[The request] From the listing below, select every line where the word "name" appears.

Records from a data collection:
····················

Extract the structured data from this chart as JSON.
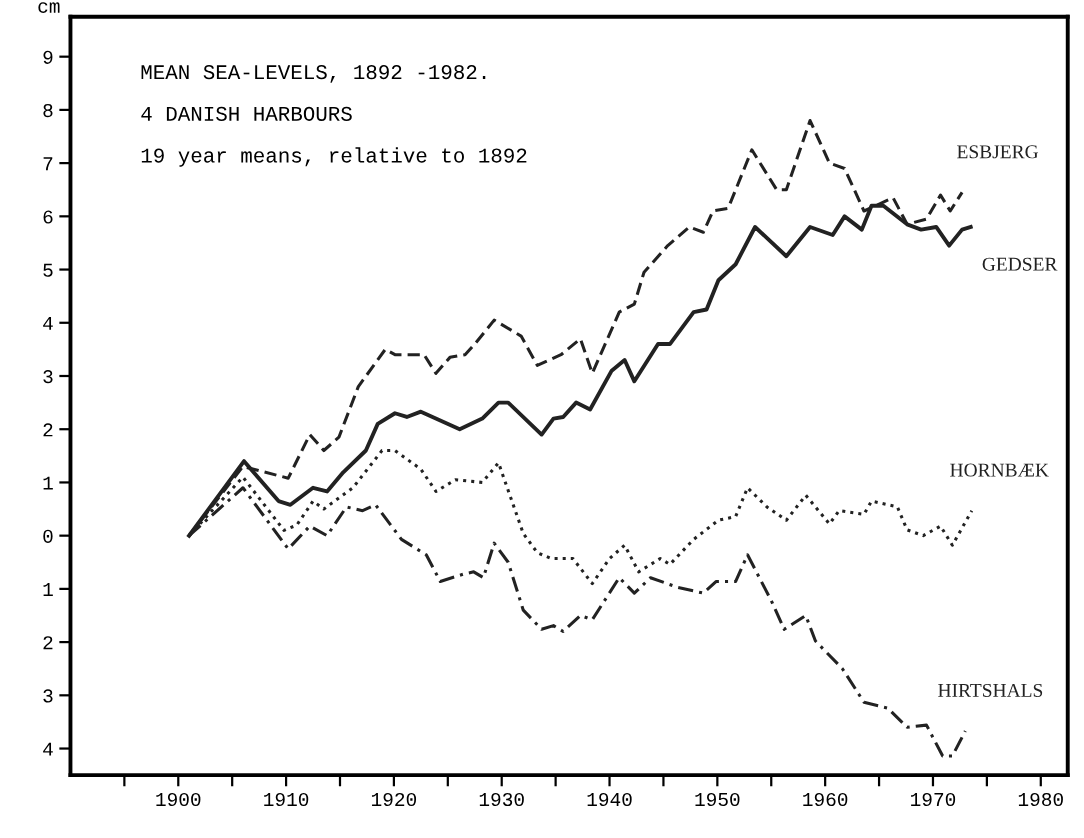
{
  "chart_data": {
    "type": "line",
    "title": "MEAN SEA-LEVELS, 1892 -1982.",
    "subtitle": "4 DANISH HARBOURS",
    "ylabel": "cm",
    "annotations": [
      "19 year means, relative to 1892"
    ],
    "xlim": [
      1890,
      1982.5
    ],
    "ylim": [
      -4.5,
      9.75
    ],
    "xticks": [
      {
        "value": 1895,
        "label": null
      },
      {
        "value": 1900,
        "label": "1900"
      },
      {
        "value": 1905,
        "label": null
      },
      {
        "value": 1910,
        "label": "1910"
      },
      {
        "value": 1915,
        "label": null
      },
      {
        "value": 1920,
        "label": "1920"
      },
      {
        "value": 1925,
        "label": null
      },
      {
        "value": 1930,
        "label": "1930"
      },
      {
        "value": 1935,
        "label": null
      },
      {
        "value": 1940,
        "label": "1940"
      },
      {
        "value": 1945,
        "label": null
      },
      {
        "value": 1950,
        "label": "1950"
      },
      {
        "value": 1955,
        "label": null
      },
      {
        "value": 1960,
        "label": "1960"
      },
      {
        "value": 1965,
        "label": null
      },
      {
        "value": 1970,
        "label": "1970"
      },
      {
        "value": 1975,
        "label": null
      },
      {
        "value": 1980,
        "label": "1980"
      }
    ],
    "yticks": [
      {
        "value": -4,
        "label": "4"
      },
      {
        "value": -3,
        "label": "3"
      },
      {
        "value": -2,
        "label": "2"
      },
      {
        "value": -1,
        "label": "1"
      },
      0,
      1,
      2,
      3,
      4,
      5,
      6,
      7,
      8,
      9
    ],
    "grid": false,
    "legend": false,
    "marker": "none",
    "series": [
      {
        "name": "ESBJERG",
        "color": "#222222",
        "line_style": "dashed",
        "x": [
          1901,
          1906,
          1910.2,
          1912.2,
          1913.5,
          1914.9,
          1916.7,
          1919.2,
          1920.1,
          1922.8,
          1923.9,
          1925.2,
          1926.6,
          1927.5,
          1929.3,
          1931.8,
          1933.3,
          1935.5,
          1937.3,
          1938.4,
          1940.9,
          1942.3,
          1943.2,
          1945.4,
          1947.4,
          1948.7,
          1949.6,
          1951,
          1953.2,
          1955.5,
          1956.4,
          1958.6,
          1960.4,
          1961.8,
          1963.6,
          1966.3,
          1967.6,
          1969.4,
          1970.7,
          1971.6,
          1972.7
        ],
        "values": [
          0,
          1.3,
          1.08,
          1.9,
          1.6,
          1.85,
          2.8,
          3.5,
          3.4,
          3.4,
          3.05,
          3.35,
          3.4,
          3.6,
          4.05,
          3.75,
          3.2,
          3.4,
          3.7,
          3.05,
          4.2,
          4.35,
          4.95,
          5.45,
          5.8,
          5.7,
          6.1,
          6.15,
          7.25,
          6.5,
          6.5,
          7.8,
          7.0,
          6.9,
          6.1,
          6.35,
          5.85,
          5.95,
          6.4,
          6.1,
          6.45
        ]
      },
      {
        "name": "GEDSER",
        "color": "#222222",
        "line_style": "solid",
        "x": [
          1901,
          1906.1,
          1909.3,
          1910.4,
          1912.5,
          1913.8,
          1915.3,
          1917.4,
          1918.5,
          1920.1,
          1921.2,
          1922.5,
          1926.1,
          1928.2,
          1929.7,
          1930.6,
          1933.7,
          1934.8,
          1935.7,
          1936.9,
          1938.2,
          1940.2,
          1941.4,
          1942.3,
          1944.5,
          1945.6,
          1947.8,
          1949,
          1950.1,
          1951.7,
          1953.5,
          1956.4,
          1958.6,
          1960.7,
          1961.8,
          1963.4,
          1964.3,
          1965.4,
          1967.6,
          1968.9,
          1970.3,
          1971.5,
          1972.7,
          1973.5
        ],
        "values": [
          0,
          1.4,
          0.65,
          0.58,
          0.9,
          0.83,
          1.19,
          1.6,
          2.1,
          2.3,
          2.23,
          2.33,
          2.0,
          2.2,
          2.5,
          2.5,
          1.9,
          2.2,
          2.23,
          2.5,
          2.37,
          3.1,
          3.3,
          2.9,
          3.6,
          3.6,
          4.2,
          4.25,
          4.8,
          5.1,
          5.8,
          5.25,
          5.8,
          5.65,
          6.0,
          5.75,
          6.2,
          6.2,
          5.85,
          5.75,
          5.8,
          5.45,
          5.75,
          5.8
        ]
      },
      {
        "name": "HORNBÆK",
        "color": "#222222",
        "line_style": "dotted",
        "x": [
          1901,
          1906,
          1909.8,
          1911,
          1912.5,
          1913.5,
          1916.2,
          1918.9,
          1920.1,
          1922.5,
          1923.9,
          1925.7,
          1928.2,
          1929.7,
          1932,
          1933.3,
          1934.6,
          1936.6,
          1938.4,
          1940,
          1941.4,
          1942.7,
          1944.7,
          1945.6,
          1947.8,
          1950.1,
          1951.7,
          1952.8,
          1954.6,
          1956.4,
          1958.2,
          1960.4,
          1961.3,
          1963.6,
          1964.3,
          1966.7,
          1967.6,
          1969.1,
          1970.7,
          1971.8,
          1973.6
        ],
        "values": [
          0,
          1.1,
          0.1,
          0.2,
          0.65,
          0.5,
          0.9,
          1.6,
          1.6,
          1.25,
          0.83,
          1.05,
          1.0,
          1.37,
          0.04,
          -0.32,
          -0.43,
          -0.43,
          -0.9,
          -0.43,
          -0.18,
          -0.68,
          -0.43,
          -0.54,
          -0.07,
          0.29,
          0.36,
          0.9,
          0.54,
          0.29,
          0.76,
          0.22,
          0.47,
          0.4,
          0.65,
          0.54,
          0.11,
          0,
          0.18,
          -0.18,
          0.47
        ]
      },
      {
        "name": "HIRTSHALS",
        "color": "#222222",
        "line_style": "dashdot",
        "x": [
          1901,
          1906,
          1910.2,
          1912.2,
          1913.8,
          1915.6,
          1917.1,
          1918.3,
          1920.7,
          1923,
          1924.3,
          1926.5,
          1927.4,
          1928.3,
          1929.3,
          1930.6,
          1932,
          1933.7,
          1934.8,
          1935.7,
          1937.3,
          1938.4,
          1940.9,
          1942.3,
          1943.8,
          1946.3,
          1948.7,
          1949.9,
          1951.7,
          1952.8,
          1955,
          1956.2,
          1958.2,
          1959.1,
          1961.6,
          1963.6,
          1965.8,
          1967.6,
          1969.4,
          1970.9,
          1971.8,
          1973
        ],
        "values": [
          0,
          0.9,
          -0.25,
          0.18,
          0,
          0.54,
          0.47,
          0.58,
          -0.07,
          -0.36,
          -0.86,
          -0.72,
          -0.68,
          -0.79,
          -0.14,
          -0.5,
          -1.4,
          -1.76,
          -1.69,
          -1.8,
          -1.5,
          -1.58,
          -0.79,
          -1.08,
          -0.79,
          -0.97,
          -1.08,
          -0.86,
          -0.86,
          -0.36,
          -1.22,
          -1.76,
          -1.5,
          -1.98,
          -2.5,
          -3.13,
          -3.24,
          -3.6,
          -3.56,
          -4.14,
          -4.14,
          -3.67
        ]
      }
    ]
  }
}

····················

[Written solution]
        "name": "ESBJERG",
        "name": "GEDSER",
        "name": "HORNBÆK",
        "name": "HIRTSHALS",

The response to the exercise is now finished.